• **Trecho para leitura**

A vida simples e a morte revoltante do cinegrafista Santiago Andrade
Seu perfeccionismo o levou a voltar à manifestação - onde foi atingido pelo rojão
O cinegrafista Santiago Andrade, de 49 anos, acordou às 4 horas da manhã na quinta-feira dia 6 e se sentou à beira da cama. Uma dor no ombro o incomodava. De tanto usar câmeras grandes e pesadas - ele as preferia porque deixavam as imagens menos tremidas -, Santiago estava com um princípio de hérnia de disco. A mulher sugeriu que tomasse um analgésico e voltasse a deitar. Ele seguiu o conselho e ficou na cama até mais tarde. Seu expediente na TV Bandeirantes só começaria à 1 e meia da tarde, e o dia prometia ser agitado, com manifestações marcadas pela cidade.
Santiago chegou ao trabalho meia hora antes do horário, como de costume. Preferia fazer tudo com calma. Pegou o equipamento no almoxarifado e partiu com a repórter Fernanda Corrêa para uma gravação no centro da cidade. A tarefa era tranquila, gravar chamadas para alguns telejornais da casa. Já eram 7 horas da noite quando Fernanda recebeu um telefonema da chefia: antes de voltar, deveriam passar numa manifestação que acontecia nas proximidades da Central do Brasil, apenas para um registro rápido. Black blocs e polícia se enfrentavam e todas as emissoras de TV já estavam no local. A dupla partiu de carro rapidamente e chegou já no meio do confronto. Bombas de gás lacrimogêneo e de efeito moral explodiam por todos os lados.

Anotações de regiões de imagem:
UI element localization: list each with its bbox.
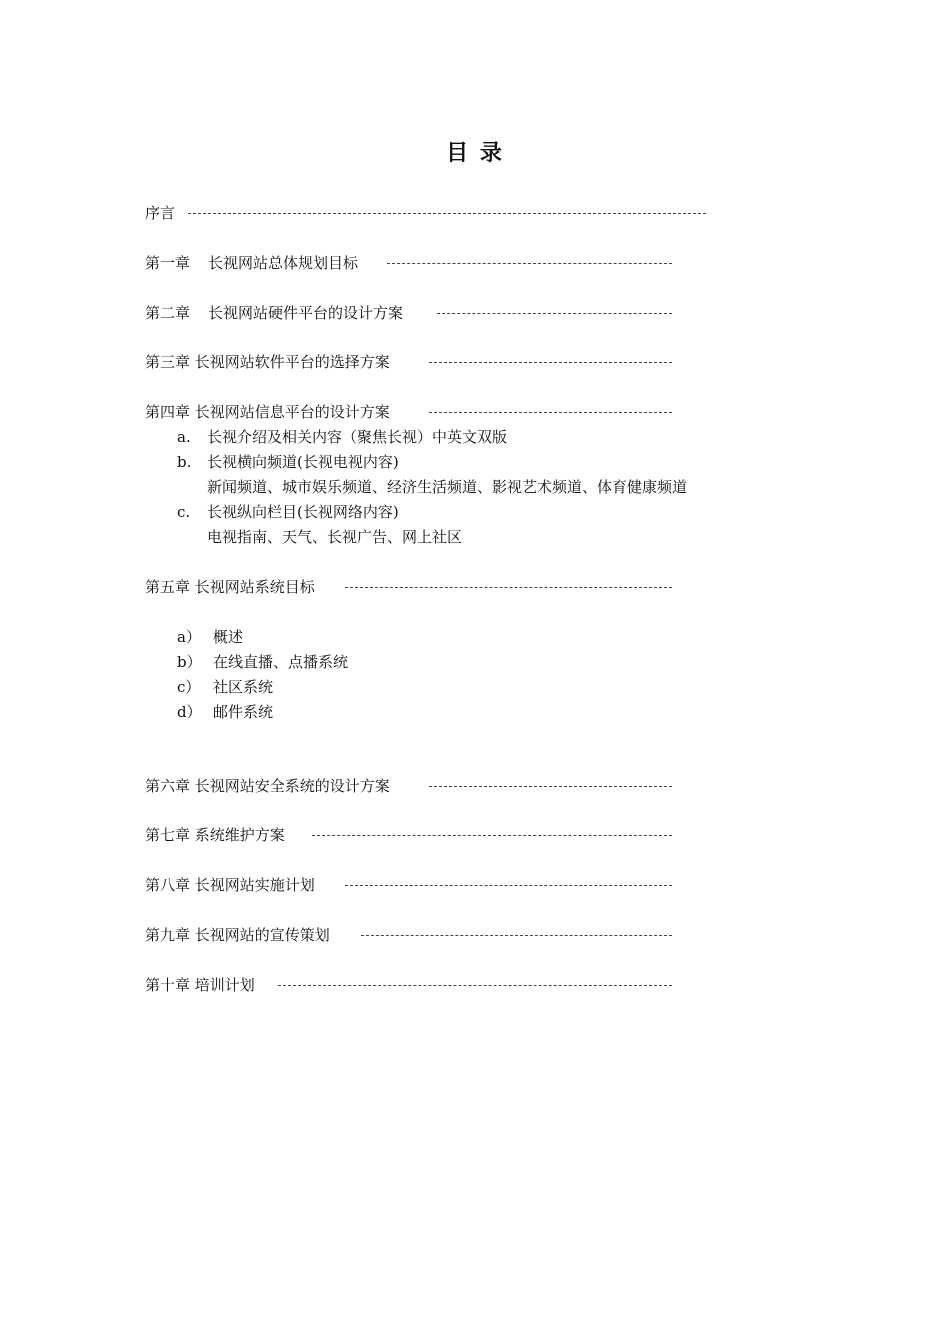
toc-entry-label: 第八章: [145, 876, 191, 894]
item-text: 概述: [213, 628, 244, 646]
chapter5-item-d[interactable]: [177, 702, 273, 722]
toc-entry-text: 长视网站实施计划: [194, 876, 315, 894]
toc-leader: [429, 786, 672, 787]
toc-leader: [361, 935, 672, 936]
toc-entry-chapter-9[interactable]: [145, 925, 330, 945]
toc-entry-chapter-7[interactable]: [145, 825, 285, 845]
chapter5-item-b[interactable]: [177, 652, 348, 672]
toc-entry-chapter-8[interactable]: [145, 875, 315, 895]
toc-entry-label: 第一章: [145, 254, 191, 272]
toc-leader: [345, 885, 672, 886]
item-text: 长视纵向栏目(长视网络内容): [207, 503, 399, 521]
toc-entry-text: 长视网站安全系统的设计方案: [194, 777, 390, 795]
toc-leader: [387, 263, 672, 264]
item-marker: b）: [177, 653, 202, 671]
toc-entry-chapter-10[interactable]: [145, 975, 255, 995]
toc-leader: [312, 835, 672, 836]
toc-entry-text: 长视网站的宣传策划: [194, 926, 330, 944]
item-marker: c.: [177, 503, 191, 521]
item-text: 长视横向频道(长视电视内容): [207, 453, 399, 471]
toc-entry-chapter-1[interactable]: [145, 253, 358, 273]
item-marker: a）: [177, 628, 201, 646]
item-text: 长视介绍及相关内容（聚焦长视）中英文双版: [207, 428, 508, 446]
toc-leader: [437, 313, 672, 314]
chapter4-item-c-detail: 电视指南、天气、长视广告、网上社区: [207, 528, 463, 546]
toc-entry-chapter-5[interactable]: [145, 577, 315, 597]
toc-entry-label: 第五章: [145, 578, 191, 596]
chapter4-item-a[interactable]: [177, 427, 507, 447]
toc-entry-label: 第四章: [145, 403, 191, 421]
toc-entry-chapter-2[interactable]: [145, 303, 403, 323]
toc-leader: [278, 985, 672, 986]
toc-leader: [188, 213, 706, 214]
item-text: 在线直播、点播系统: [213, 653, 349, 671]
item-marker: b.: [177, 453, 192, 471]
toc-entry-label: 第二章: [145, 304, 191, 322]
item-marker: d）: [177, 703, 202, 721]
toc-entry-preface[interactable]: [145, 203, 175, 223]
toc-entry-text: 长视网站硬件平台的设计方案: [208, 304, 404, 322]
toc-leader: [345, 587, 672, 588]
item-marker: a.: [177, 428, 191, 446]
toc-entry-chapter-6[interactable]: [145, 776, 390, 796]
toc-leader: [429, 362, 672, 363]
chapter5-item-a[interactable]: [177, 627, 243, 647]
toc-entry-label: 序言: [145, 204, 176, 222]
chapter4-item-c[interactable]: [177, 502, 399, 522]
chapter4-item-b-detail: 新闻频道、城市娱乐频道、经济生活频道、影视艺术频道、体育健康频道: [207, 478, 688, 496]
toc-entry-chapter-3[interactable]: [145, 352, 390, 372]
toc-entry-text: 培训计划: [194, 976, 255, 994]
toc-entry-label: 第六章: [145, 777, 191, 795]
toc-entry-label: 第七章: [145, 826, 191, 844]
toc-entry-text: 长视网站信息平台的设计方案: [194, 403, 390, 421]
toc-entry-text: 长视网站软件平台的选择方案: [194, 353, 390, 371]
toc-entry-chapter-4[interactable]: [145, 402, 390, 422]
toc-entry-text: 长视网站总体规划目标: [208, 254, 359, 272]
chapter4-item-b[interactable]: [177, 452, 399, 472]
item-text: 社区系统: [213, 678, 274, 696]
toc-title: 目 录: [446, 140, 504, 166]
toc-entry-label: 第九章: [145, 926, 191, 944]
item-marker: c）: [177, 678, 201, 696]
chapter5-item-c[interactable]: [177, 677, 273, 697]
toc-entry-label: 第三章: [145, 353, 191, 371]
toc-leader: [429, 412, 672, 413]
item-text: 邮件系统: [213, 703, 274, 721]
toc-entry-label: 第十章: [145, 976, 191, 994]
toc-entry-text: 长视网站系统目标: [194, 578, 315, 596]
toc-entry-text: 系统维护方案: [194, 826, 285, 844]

• **Conjunto de tarefas**
a - Indique se cada afirmação concorda com o texto sobre o cinegrafista Santiago Andrade, respondendo sim ou não e citando literalmente as palavras do texto que decidem a questão: (i) Santiago preferia câmeras grandes porque elas deixavam as imagens menos tremidas; (ii) o expediente de Santiago na TV Bandeirantes começava às 7 horas da noite; (iii) Santiago costumava chegar atrasado ao trabalho.
b - Prossiga com o texto sobre o cinegrafista Santiago Andrade a partir do ponto em que ele termina.
A listagem não tem nenhum papel nesta atividade.

• **Respostas às tarefas**
a -
(i) Sim: "ele as preferia porque deixavam as imagens menos tremidas".
(ii) Não: "Seu expediente na TV Bandeirantes só começaria à 1 e meia da tarde".
(iii) Não: "Santiago chegou ao trabalho meia hora antes do horário, como de costume."

b -
Santiago costumava ser cuidadoso nesse tipo de situação. Só saiu do carro quando as explosões diminuíram. Gravou cinco minutos de imagens, apenas para garantir o registro. Depois, Santiago e Fernanda, a repórter, decidiram ir embora, porque o conflito estava de novo mais intenso. Já estavam voltando para o carro, quando Santiago, conhecido por seu perfeccionismo, parou para fazer um último registro. Eram 7h40 da noite.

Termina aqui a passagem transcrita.